Provided data:
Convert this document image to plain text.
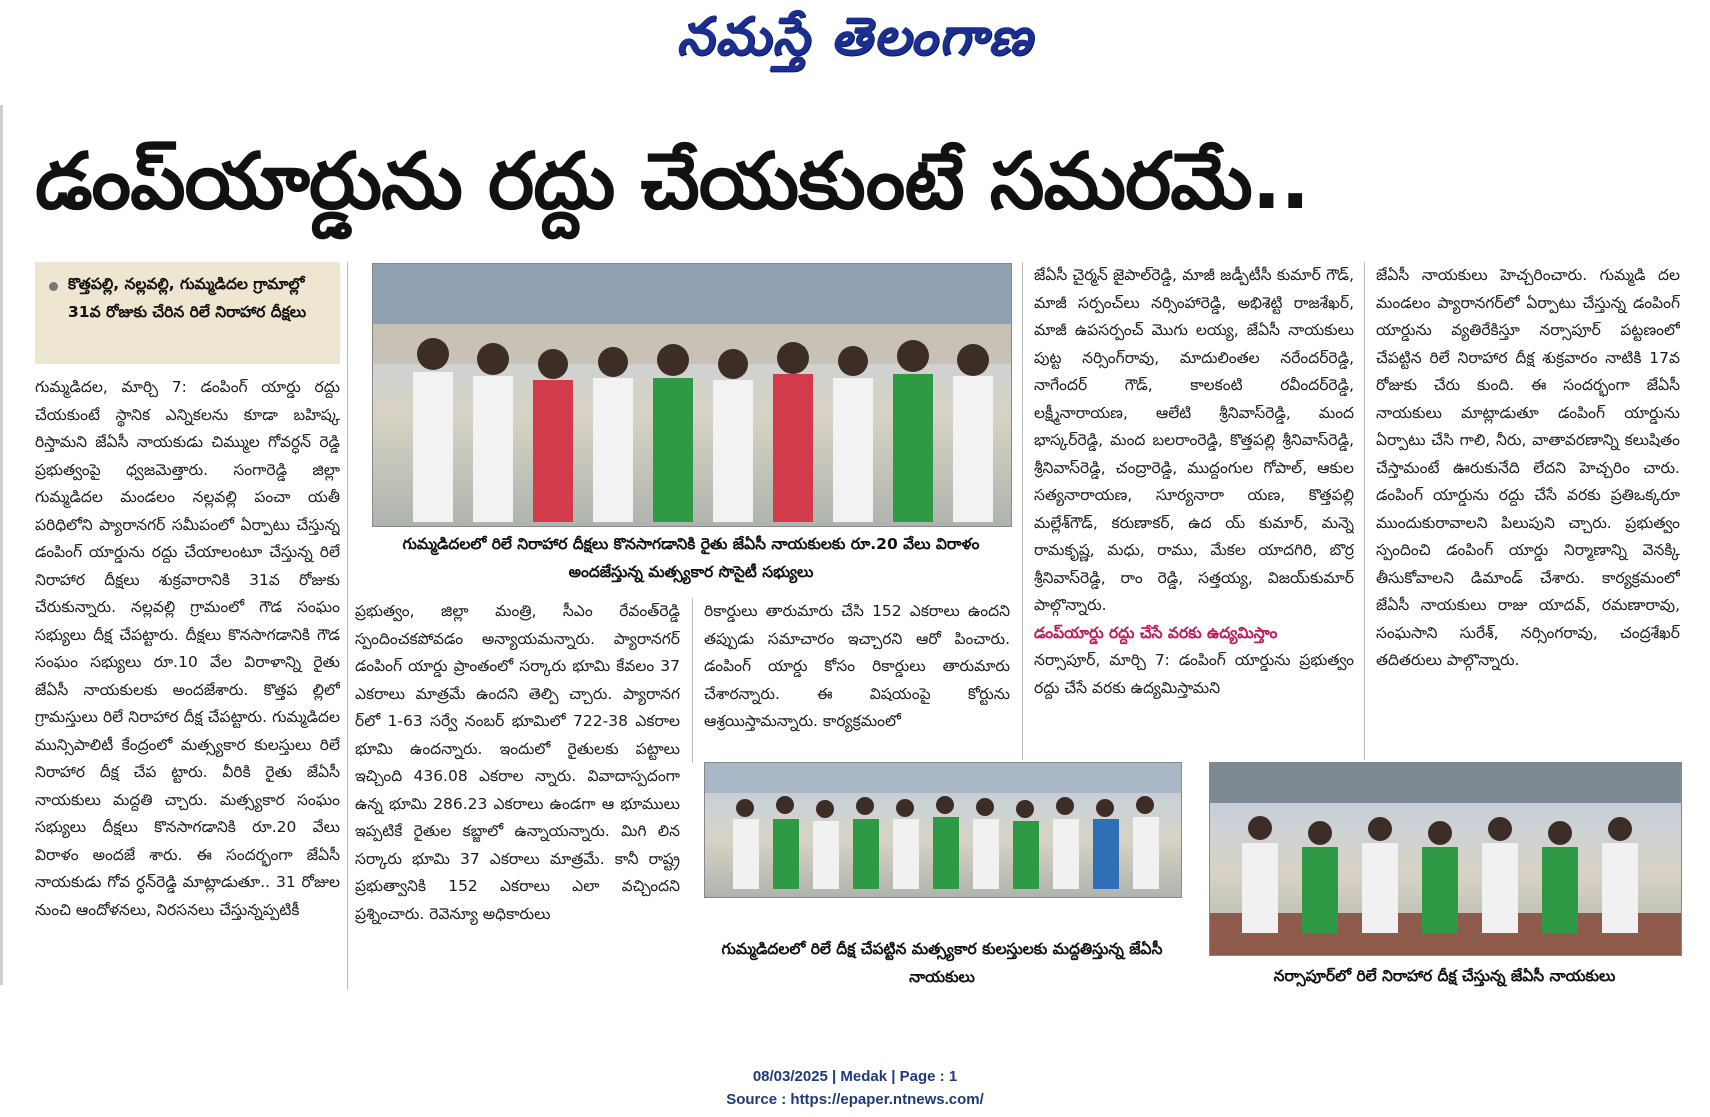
నమస్తే తెలంగాణ
డంప్‌యార్డును రద్దు చేయకుంటే సమరమే..
కొత్తపల్లి, నల్లవల్లి, గుమ్మడిదల గ్రామాల్లో 31వ రోజుకు చేరిన రిలే నిరాహార దీక్షలు

గుమ్మడిదల, మార్చి 7: డంపింగ్ యార్డు రద్దు చేయకుంటే స్థానిక ఎన్నికలను కూడా బహిష్క రిస్తామని జేఏసీ నాయకుడు చిమ్ముల గోవర్ధన్ రెడ్డి ప్రభుత్వంపై ధ్వజమెత్తారు. సంగారెడ్డి జిల్లా గుమ్మడిదల మండలం నల్లవల్లి పంచా యతీ పరిధిలోని ప్యారానగర్ సమీపంలో ఏర్పాటు చేస్తున్న డంపింగ్ యార్డును రద్దు చేయాలంటూ చేస్తున్న రిలే నిరాహార దీక్షలు శుక్రవారానికి 31వ రోజుకు చేరుకున్నారు. నల్లవల్లి గ్రామంలో గౌడ సంఘం సభ్యులు దీక్ష చేపట్టారు. దీక్షలు కొనసాగడానికి గౌడ సంఘం సభ్యులు రూ.10 వేల విరాళాన్ని రైతు జేఏసీ నాయకులకు అందజేశారు. కొత్తప ల్లిలో గ్రామస్తులు రిలే నిరాహార దీక్ష చేపట్టారు. గుమ్మడిదల మున్సిపాలిటీ కేంద్రంలో మత్స్యకార కులస్తులు రిలే నిరాహార దీక్ష చేప ట్టారు. వీరికి రైతు జేఏసీ నాయకులు మద్దతి చ్చారు. మత్స్యకార సంఘం సభ్యులు దీక్షలు కొనసాగడానికి రూ.20 వేలు విరాళం అందజే శారు. ఈ సందర్భంగా జేఏసీ నాయకుడు గోవ ర్ధన్‌రెడ్డి మాట్లాడుతూ.. 31 రోజుల నుంచి ఆందోళనలు, నిరసనలు చేస్తున్నప్పటికీ

గుమ్మడిదలలో రిలే నిరాహార దీక్షలు కొనసాగడానికి రైతు జేఏసీ నాయకులకు రూ.20 వేలు విరాళం అందజేస్తున్న మత్స్యకార సొసైటీ సభ్యులు

ప్రభుత్వం, జిల్లా మంత్రి, సీఎం రేవంత్‌రెడ్డి స్పందించకపోవడం అన్యాయమన్నారు. ప్యారానగర్ డంపింగ్ యార్డు ప్రాంతంలో సర్కారు భూమి కేవలం 37 ఎకరాలు మాత్రమే ఉందని తెల్పి చ్చారు. ప్యారానగ ర్‌లో 1-63 సర్వే నంబర్ భూమిలో 722-38 ఎకరాల భూమి ఉందన్నారు. ఇందులో రైతులకు పట్టాలు ఇచ్చింది 436.08 ఎకరాల న్నారు. వివాదాస్పదంగా ఉన్న భూమి 286.23 ఎకరాలు ఉండగా ఆ భూములు ఇప్పటికే రైతుల కబ్జాలో ఉన్నాయన్నారు. మిగి లిన సర్కారు భూమి 37 ఎకరాలు మాత్రమే. కానీ రాష్ట్ర ప్రభుత్వానికి 152 ఎకరాలు ఎలా వచ్చిందని ప్రశ్నించారు. రెవెన్యూ అధికారులు

రికార్డులు తారుమారు చేసి 152 ఎకరాలు ఉందని తప్పుడు సమాచారం ఇచ్చారని ఆరో పించారు. డంపింగ్ యార్డు కోసం రికార్డులు తారుమారు చేశారన్నారు. ఈ విషయంపై కోర్టును ఆశ్రయిస్తామన్నారు. కార్యక్రమంలో

జేఏసీ చైర్మన్ జైపాల్‌రెడ్డి, మాజీ జడ్పీటీసీ కుమార్ గౌడ్, మాజీ సర్పంచ్‌లు నర్సింహారెడ్డి, అభిశెట్టి రాజశేఖర్, మాజీ ఉపసర్పంచ్ మొగు లయ్య, జేఏసీ నాయకులు పుట్ట నర్సింగ్‌రావు, మాదులింతల నరేందర్‌రెడ్డి, నాగేందర్ గౌడ్, కాలకంటి రవీందర్‌రెడ్డి, లక్ష్మీనారాయణ, ఆలేటి శ్రీనివాస్‌రెడ్డి, మంద భాస్కర్‌రెడ్డి, మంద బలరాంరెడ్డి, కొత్తపల్లి శ్రీనివాస్‌రెడ్డి, శ్రీనివాస్‌రెడ్డి, చంద్రారెడ్డి, ముద్దంగుల గోపాల్, ఆకుల సత్యనారాయణ, సూర్యనారా యణ, కొత్తపల్లి మల్లేశ్‌గౌడ్, కరుణాకర్, ఉద య్ కుమార్, మన్నె రామకృష్ణ, మధు, రాము, మేకల యాదగిరి, బొర్ర శ్రీనివాస్‌రెడ్డి, రాం రెడ్డి, సత్తయ్య, విజయ్‌కుమార్ పాల్గొన్నారు.

డంప్‌యార్డు రద్దు చేసే వరకు ఉద్యమిస్తాం

నర్సాపూర్, మార్చి 7: డంపింగ్ యార్డును ప్రభుత్వం రద్దు చేసే వరకు ఉద్యమిస్తామని

జేఏసీ నాయకులు హెచ్చరించారు. గుమ్మడి దల మండలం ప్యారానగర్‌లో ఏర్పాటు చేస్తున్న డంపింగ్ యార్డును వ్యతిరేకిస్తూ నర్సాపూర్ పట్టణంలో చేపట్టిన రిలే నిరాహార దీక్ష శుక్రవారం నాటికి 17వ రోజుకు చేరు కుంది. ఈ సందర్భంగా జేఏసీ నాయకులు మాట్లాడుతూ డంపింగ్ యార్డును ఏర్పాటు చేసి గాలి, నీరు, వాతావరణాన్ని కలుషితం చేస్తామంటే ఊరుకునేది లేదని హెచ్చరిం చారు. డంపింగ్ యార్డును రద్దు చేసే వరకు ప్రతిఒక్కరూ ముందుకురావాలని పిలుపుని చ్చారు. ప్రభుత్వం స్పందించి డంపింగ్ యార్డు నిర్మాణాన్ని వెనక్కి తీసుకోవాలని డిమాండ్ చేశారు. కార్యక్రమంలో జేఏసీ నాయకులు రాజు యాదవ్, రమణారావు, సంఘసాని సురేశ్, నర్సింగరావు, చంద్రశేఖర్ తదితరులు పాల్గొన్నారు.

గుమ్మడిదలలో రిలే దీక్ష చేపట్టిన మత్స్యకార కులస్తులకు మద్దతిస్తున్న జేఏసీ నాయకులు	నర్సాపూర్‌లో రిలే నిరాహార దీక్ష చేస్తున్న జేఏసీ నాయకులు
08/03/2025 | Medak | Page : 1
Source : https://epaper.ntnews.com/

Instructions to follow:
All of the data above should be transcribed verbatim, with pictures omitted.

Exercise output:
Convert this document image to plain text.
నమస్తే తెలంగాణ
డంప్‌యార్డును రద్దు చేయకుంటే సమరమే..
కొత్తపల్లి, నల్లవల్లి, గుమ్మడిదల గ్రామాల్లో 31వ రోజుకు చేరిన రిలే నిరాహార దీక్షలు

గుమ్మడిదల, మార్చి 7: డంపింగ్ యార్డు రద్దు చేయకుంటే స్థానిక ఎన్నికలను కూడా బహిష్క రిస్తామని జేఏసీ నాయకుడు చిమ్ముల గోవర్ధన్ రెడ్డి ప్రభుత్వంపై ధ్వజమెత్తారు. సంగారెడ్డి జిల్లా గుమ్మడిదల మండలం నల్లవల్లి పంచా యతీ పరిధిలోని ప్యారానగర్ సమీపంలో ఏర్పాటు చేస్తున్న డంపింగ్ యార్డును రద్దు చేయాలంటూ చేస్తున్న రిలే నిరాహార దీక్షలు శుక్రవారానికి 31వ రోజుకు చేరుకున్నారు. నల్లవల్లి గ్రామంలో గౌడ సంఘం సభ్యులు దీక్ష చేపట్టారు. దీక్షలు కొనసాగడానికి గౌడ సంఘం సభ్యులు రూ.10 వేల విరాళాన్ని రైతు జేఏసీ నాయకులకు అందజేశారు. కొత్తప ల్లిలో గ్రామస్తులు రిలే నిరాహార దీక్ష చేపట్టారు. గుమ్మడిదల మున్సిపాలిటీ కేంద్రంలో మత్స్యకార కులస్తులు రిలే నిరాహార దీక్ష చేప ట్టారు. వీరికి రైతు జేఏసీ నాయకులు మద్దతి చ్చారు. మత్స్యకార సంఘం సభ్యులు దీక్షలు కొనసాగడానికి రూ.20 వేలు విరాళం అందజే శారు. ఈ సందర్భంగా జేఏసీ నాయకుడు గోవ ర్ధన్‌రెడ్డి మాట్లాడుతూ.. 31 రోజుల నుంచి ఆందోళనలు, నిరసనలు చేస్తున్నప్పటికీ

గుమ్మడిదలలో రిలే నిరాహార దీక్షలు కొనసాగడానికి రైతు జేఏసీ నాయకులకు రూ.20 వేలు విరాళం అందజేస్తున్న మత్స్యకార సొసైటీ సభ్యులు

ప్రభుత్వం, జిల్లా మంత్రి, సీఎం రేవంత్‌రెడ్డి స్పందించకపోవడం అన్యాయమన్నారు. ప్యారానగర్ డంపింగ్ యార్డు ప్రాంతంలో సర్కారు భూమి కేవలం 37 ఎకరాలు మాత్రమే ఉందని తెల్పి చ్చారు. ప్యారానగ ర్‌లో 1-63 సర్వే నంబర్ భూమిలో 722-38 ఎకరాల భూమి ఉందన్నారు. ఇందులో రైతులకు పట్టాలు ఇచ్చింది 436.08 ఎకరాల న్నారు. వివాదాస్పదంగా ఉన్న భూమి 286.23 ఎకరాలు ఉండగా ఆ భూములు ఇప్పటికే రైతుల కబ్జాలో ఉన్నాయన్నారు. మిగి లిన సర్కారు భూమి 37 ఎకరాలు మాత్రమే. కానీ రాష్ట్ర ప్రభుత్వానికి 152 ఎకరాలు ఎలా వచ్చిందని ప్రశ్నించారు. రెవెన్యూ అధికారులు

రికార్డులు తారుమారు చేసి 152 ఎకరాలు ఉందని తప్పుడు సమాచారం ఇచ్చారని ఆరో పించారు. డంపింగ్ యార్డు కోసం రికార్డులు తారుమారు చేశారన్నారు. ఈ విషయంపై కోర్టును ఆశ్రయిస్తామన్నారు. కార్యక్రమంలో

జేఏసీ చైర్మన్ జైపాల్‌రెడ్డి, మాజీ జడ్పీటీసీ కుమార్ గౌడ్, మాజీ సర్పంచ్‌లు నర్సింహారెడ్డి, అభిశెట్టి రాజశేఖర్, మాజీ ఉపసర్పంచ్ మొగు లయ్య, జేఏసీ నాయకులు పుట్ట నర్సింగ్‌రావు, మాదులింతల నరేందర్‌రెడ్డి, నాగేందర్ గౌడ్, కాలకంటి రవీందర్‌రెడ్డి, లక్ష్మీనారాయణ, ఆలేటి శ్రీనివాస్‌రెడ్డి, మంద భాస్కర్‌రెడ్డి, మంద బలరాంరెడ్డి, కొత్తపల్లి శ్రీనివాస్‌రెడ్డి, శ్రీనివాస్‌రెడ్డి, చంద్రారెడ్డి, ముద్దంగుల గోపాల్, ఆకుల సత్యనారాయణ, సూర్యనారా యణ, కొత్తపల్లి మల్లేశ్‌గౌడ్, కరుణాకర్, ఉద య్ కుమార్, మన్నె రామకృష్ణ, మధు, రాము, మేకల యాదగిరి, బొర్ర శ్రీనివాస్‌రెడ్డి, రాం రెడ్డి, సత్తయ్య, విజయ్‌కుమార్ పాల్గొన్నారు.

డంప్‌యార్డు రద్దు చేసే వరకు ఉద్యమిస్తాం

నర్సాపూర్, మార్చి 7: డంపింగ్ యార్డును ప్రభుత్వం రద్దు చేసే వరకు ఉద్యమిస్తామని

జేఏసీ నాయకులు హెచ్చరించారు. గుమ్మడి దల మండలం ప్యారానగర్‌లో ఏర్పాటు చేస్తున్న డంపింగ్ యార్డును వ్యతిరేకిస్తూ నర్సాపూర్ పట్టణంలో చేపట్టిన రిలే నిరాహార దీక్ష శుక్రవారం నాటికి 17వ రోజుకు చేరు కుంది. ఈ సందర్భంగా జేఏసీ నాయకులు మాట్లాడుతూ డంపింగ్ యార్డును ఏర్పాటు చేసి గాలి, నీరు, వాతావరణాన్ని కలుషితం చేస్తామంటే ఊరుకునేది లేదని హెచ్చరిం చారు. డంపింగ్ యార్డును రద్దు చేసే వరకు ప్రతిఒక్కరూ ముందుకురావాలని పిలుపుని చ్చారు. ప్రభుత్వం స్పందించి డంపింగ్ యార్డు నిర్మాణాన్ని వెనక్కి తీసుకోవాలని డిమాండ్ చేశారు. కార్యక్రమంలో జేఏసీ నాయకులు రాజు యాదవ్, రమణారావు, సంఘసాని సురేశ్, నర్సింగరావు, చంద్రశేఖర్ తదితరులు పాల్గొన్నారు.

గుమ్మడిదలలో రిలే దీక్ష చేపట్టిన మత్స్యకార కులస్తులకు మద్దతిస్తున్న జేఏసీ నాయకులు	నర్సాపూర్‌లో రిలే నిరాహార దీక్ష చేస్తున్న జేఏసీ నాయకులు
08/03/2025 | Medak | Page : 1
Source : https://epaper.ntnews.com/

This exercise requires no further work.